* [TEXT SHOWN]
==*==

<h1 align="center">
  Astro Databricks
</h1>
  <h3 align="center">
  Affordable Databricks Workflows in Apache Airflow<br><br>
</h3>

[![Python versions](https://img.shields.io/pypi/pyversions/astro-provider-databricks.svg)](https://pypi.org/pypi/astro-provider-databricks)
[![License](https://img.shields.io/pypi/l/astro-provider-databricks.svg)](https://pypi.org/pypi/astro-provider-databricks)
[![Development Status](https://img.shields.io/pypi/status/astro-provider-databricks.svg)](https://pypi.org/pypi/astro-provider-databricks)
[![PyPI downloads](https://img.shields.io/pypi/dm/astro-provider-databricks.svg)](https://pypistats.org/packages/astro-provider-databricks)
[![Contributors](https://img.shields.io/github/contributors/astronomer/astro-provider-databricks)](https://github.com/astronomer/astro-provider-databricks)
[![Commit activity](https://img.shields.io/github/commit-activity/m/astronomer/astro-provider-databricks)](https://github.com/astronomer/astro-provider-databricks)
[![CI](https://github.com/astronomer/astro-provider-databricks/actions/workflows/ci.yml/badge.svg)](https://github.com/astronomer/astro-provider-databricks)

==*==

* [DATA TO EXAMINE]

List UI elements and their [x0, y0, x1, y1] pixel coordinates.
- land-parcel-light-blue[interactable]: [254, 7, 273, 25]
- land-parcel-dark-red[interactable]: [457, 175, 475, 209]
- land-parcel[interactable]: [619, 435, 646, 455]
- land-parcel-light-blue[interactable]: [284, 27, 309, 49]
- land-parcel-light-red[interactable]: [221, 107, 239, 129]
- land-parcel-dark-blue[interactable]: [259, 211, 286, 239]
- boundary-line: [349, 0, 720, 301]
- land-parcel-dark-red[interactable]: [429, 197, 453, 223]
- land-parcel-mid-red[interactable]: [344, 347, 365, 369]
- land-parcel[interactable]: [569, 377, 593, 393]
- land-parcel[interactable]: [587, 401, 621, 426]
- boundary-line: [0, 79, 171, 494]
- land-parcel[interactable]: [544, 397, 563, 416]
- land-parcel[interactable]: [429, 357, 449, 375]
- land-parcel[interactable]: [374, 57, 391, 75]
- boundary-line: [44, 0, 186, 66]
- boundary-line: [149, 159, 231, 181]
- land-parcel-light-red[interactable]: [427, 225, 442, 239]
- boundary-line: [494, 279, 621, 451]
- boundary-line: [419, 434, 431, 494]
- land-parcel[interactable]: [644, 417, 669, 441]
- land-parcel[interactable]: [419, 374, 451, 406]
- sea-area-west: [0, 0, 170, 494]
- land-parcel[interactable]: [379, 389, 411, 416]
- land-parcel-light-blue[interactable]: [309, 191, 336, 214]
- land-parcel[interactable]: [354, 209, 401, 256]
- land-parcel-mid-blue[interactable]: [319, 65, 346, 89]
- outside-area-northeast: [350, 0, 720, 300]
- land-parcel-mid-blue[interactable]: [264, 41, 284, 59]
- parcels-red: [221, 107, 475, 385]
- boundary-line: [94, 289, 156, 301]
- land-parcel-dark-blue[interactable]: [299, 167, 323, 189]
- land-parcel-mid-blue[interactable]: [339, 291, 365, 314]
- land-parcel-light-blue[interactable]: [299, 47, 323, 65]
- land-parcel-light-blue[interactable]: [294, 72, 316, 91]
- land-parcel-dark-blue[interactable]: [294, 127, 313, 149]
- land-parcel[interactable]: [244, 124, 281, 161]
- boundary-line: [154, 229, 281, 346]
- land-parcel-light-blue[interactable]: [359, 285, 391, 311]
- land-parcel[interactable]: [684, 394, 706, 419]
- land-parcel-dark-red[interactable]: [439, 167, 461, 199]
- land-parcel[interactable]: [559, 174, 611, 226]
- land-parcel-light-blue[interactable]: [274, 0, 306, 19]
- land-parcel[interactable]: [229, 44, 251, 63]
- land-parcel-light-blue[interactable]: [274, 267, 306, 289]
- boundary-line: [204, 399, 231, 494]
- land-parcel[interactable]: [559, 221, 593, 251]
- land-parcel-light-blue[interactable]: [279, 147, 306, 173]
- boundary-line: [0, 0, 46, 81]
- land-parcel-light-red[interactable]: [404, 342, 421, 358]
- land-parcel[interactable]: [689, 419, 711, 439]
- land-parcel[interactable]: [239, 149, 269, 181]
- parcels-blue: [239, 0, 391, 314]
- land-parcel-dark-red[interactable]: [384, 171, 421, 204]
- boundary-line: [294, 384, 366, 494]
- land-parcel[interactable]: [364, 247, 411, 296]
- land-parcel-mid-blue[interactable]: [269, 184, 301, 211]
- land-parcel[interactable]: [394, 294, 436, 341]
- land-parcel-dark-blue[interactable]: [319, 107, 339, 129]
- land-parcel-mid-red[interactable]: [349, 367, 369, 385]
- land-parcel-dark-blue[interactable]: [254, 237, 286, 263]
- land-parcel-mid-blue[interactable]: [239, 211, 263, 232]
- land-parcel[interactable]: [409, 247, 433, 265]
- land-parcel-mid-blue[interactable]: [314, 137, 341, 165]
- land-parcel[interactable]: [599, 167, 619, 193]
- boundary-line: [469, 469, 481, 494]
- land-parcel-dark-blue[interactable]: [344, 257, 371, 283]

==*==

* [TASK TO COMPLETE]
Retype the Astro Databricks header from the top of this page in full, keeping every tag, badge, and link character for character.

* [REPLY TO THE EXERCISE]
<h1 align="center">
  Astro Databricks
</h1>
  <h3 align="center">
  Affordable Databricks Workflows in Apache Airflow<br><br>
</h3>

[![Python versions](https://img.shields.io/pypi/pyversions/astro-provider-databricks.svg)](https://pypi.org/pypi/astro-provider-databricks)
[![License](https://img.shields.io/pypi/l/astro-provider-databricks.svg)](https://pypi.org/pypi/astro-provider-databricks)
[![Development Status](https://img.shields.io/pypi/status/astro-provider-databricks.svg)](https://pypi.org/pypi/astro-provider-databricks)
[![PyPI downloads](https://img.shields.io/pypi/dm/astro-provider-databricks.svg)](https://pypistats.org/packages/astro-provider-databricks)
[![Contributors](https://img.shields.io/github/contributors/astronomer/astro-provider-databricks)](https://github.com/astronomer/astro-provider-databricks)
[![Commit activity](https://img.shields.io/github/commit-activity/m/astronomer/astro-provider-databricks)](https://github.com/astronomer/astro-provider-databricks)
[![CI](https://github.com/astronomer/astro-provider-databricks/actions/workflows/ci.yml/badge.svg)](https://github.com/astronomer/astro-provider-databricks)